Copy out each line below that has the word "screenshot" in it.

◆ Items ◆
·····

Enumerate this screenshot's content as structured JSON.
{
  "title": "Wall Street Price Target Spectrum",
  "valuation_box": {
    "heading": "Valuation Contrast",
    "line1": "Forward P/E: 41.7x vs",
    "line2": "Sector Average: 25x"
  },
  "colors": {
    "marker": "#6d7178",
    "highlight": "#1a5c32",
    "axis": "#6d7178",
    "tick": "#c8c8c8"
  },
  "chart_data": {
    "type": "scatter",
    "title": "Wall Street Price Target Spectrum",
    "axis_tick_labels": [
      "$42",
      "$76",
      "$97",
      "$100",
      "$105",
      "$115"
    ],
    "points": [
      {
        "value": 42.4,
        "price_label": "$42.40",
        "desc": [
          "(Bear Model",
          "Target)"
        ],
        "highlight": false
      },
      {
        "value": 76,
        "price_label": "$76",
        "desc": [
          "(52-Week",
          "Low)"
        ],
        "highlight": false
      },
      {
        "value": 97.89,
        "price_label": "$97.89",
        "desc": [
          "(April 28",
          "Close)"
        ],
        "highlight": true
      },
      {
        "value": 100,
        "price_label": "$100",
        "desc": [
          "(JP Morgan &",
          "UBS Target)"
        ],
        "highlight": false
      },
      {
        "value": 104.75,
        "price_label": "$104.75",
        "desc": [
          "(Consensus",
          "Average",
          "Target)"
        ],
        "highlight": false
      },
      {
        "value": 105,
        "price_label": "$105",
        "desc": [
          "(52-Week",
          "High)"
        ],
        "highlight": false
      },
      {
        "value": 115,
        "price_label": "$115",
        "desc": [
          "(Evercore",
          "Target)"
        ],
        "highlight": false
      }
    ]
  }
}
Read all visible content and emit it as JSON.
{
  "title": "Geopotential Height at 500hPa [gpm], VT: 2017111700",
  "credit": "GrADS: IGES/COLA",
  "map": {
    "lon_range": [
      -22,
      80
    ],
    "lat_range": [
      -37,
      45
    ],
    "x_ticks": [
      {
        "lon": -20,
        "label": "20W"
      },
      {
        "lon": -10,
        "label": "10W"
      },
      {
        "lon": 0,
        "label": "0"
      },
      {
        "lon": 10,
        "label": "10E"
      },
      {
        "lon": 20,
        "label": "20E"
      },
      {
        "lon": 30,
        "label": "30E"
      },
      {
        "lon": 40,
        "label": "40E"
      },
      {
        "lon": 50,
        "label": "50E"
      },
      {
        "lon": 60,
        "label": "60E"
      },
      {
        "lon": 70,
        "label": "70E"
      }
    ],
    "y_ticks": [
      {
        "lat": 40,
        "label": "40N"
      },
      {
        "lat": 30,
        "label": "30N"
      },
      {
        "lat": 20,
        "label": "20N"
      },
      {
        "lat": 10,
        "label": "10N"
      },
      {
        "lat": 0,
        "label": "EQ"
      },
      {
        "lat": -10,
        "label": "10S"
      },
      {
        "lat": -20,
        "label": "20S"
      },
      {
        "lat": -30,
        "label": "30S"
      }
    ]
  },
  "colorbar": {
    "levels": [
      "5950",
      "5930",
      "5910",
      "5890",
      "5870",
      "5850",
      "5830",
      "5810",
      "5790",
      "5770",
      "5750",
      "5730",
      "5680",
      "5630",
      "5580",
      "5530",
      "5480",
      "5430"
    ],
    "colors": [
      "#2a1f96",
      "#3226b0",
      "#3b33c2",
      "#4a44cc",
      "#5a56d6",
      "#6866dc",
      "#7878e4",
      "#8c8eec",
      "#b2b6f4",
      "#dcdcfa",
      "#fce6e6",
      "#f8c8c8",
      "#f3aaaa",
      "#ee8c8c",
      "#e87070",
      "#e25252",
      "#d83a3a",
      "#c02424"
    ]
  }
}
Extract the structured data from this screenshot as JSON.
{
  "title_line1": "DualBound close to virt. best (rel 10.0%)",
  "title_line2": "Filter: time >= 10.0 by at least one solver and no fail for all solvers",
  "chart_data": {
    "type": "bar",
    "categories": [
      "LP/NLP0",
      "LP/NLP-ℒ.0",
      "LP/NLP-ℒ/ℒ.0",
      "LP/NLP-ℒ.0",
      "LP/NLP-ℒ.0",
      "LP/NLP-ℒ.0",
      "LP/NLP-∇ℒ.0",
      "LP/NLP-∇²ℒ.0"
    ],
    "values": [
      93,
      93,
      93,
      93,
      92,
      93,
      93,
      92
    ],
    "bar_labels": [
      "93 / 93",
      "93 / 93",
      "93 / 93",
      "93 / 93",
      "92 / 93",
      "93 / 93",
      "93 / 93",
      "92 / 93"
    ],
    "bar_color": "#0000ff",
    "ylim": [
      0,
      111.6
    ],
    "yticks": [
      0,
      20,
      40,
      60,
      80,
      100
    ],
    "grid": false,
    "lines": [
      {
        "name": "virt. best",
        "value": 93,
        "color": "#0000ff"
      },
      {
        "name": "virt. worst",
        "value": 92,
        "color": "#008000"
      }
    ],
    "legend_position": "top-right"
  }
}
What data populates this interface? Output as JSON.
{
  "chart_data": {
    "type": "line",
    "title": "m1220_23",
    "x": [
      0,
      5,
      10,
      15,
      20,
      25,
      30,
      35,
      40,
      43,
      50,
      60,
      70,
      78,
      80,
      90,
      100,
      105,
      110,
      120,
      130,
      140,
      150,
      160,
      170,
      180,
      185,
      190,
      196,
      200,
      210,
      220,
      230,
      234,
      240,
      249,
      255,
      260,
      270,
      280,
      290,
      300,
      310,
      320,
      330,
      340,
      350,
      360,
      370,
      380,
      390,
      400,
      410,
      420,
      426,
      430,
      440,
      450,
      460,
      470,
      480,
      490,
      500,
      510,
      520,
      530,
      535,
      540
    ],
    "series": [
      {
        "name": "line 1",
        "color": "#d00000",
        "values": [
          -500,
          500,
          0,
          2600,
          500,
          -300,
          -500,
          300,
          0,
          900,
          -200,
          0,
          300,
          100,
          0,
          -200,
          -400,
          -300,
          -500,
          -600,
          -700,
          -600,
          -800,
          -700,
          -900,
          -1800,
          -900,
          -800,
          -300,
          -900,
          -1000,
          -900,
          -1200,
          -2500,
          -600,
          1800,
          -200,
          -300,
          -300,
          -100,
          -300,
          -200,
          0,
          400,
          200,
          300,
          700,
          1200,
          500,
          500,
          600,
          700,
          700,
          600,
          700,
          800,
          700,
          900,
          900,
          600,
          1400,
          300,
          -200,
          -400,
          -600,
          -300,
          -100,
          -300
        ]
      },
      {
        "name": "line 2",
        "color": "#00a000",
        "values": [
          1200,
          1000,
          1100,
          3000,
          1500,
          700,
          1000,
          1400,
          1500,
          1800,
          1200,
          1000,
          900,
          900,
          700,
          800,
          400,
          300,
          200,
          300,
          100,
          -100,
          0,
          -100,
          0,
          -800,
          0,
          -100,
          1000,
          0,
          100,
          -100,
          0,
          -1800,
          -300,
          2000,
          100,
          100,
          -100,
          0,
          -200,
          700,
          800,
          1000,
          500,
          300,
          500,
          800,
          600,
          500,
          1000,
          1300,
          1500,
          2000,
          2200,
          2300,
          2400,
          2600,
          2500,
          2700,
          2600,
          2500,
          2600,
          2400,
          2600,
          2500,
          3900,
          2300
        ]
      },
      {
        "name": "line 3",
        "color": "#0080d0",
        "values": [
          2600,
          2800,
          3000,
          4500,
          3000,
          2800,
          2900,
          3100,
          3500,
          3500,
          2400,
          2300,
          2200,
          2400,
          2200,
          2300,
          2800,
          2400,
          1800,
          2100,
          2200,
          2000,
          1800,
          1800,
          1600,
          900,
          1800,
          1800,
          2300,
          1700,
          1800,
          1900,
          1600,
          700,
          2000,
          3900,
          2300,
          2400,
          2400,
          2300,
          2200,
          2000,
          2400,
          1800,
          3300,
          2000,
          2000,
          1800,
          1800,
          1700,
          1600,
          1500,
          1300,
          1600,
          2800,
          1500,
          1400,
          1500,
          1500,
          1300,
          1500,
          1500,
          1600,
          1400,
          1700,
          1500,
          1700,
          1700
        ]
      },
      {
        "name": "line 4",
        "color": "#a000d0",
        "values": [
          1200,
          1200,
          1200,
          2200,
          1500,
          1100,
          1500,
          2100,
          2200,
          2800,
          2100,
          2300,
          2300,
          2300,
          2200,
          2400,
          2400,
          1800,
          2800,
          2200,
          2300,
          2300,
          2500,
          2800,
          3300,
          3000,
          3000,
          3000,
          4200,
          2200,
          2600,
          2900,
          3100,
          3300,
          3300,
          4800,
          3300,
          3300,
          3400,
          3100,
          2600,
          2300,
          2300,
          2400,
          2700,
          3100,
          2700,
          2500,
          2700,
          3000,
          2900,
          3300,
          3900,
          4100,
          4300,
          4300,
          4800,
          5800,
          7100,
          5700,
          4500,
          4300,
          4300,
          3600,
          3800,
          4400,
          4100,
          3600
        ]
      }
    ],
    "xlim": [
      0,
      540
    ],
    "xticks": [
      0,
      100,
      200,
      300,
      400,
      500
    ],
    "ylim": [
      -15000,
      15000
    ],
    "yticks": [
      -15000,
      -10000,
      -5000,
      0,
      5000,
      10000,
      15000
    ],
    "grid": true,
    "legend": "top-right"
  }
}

·····

◆ Task output ◆
Enumerate this screenshot's content as structured JSON.
Extract the structured data from this screenshot as JSON.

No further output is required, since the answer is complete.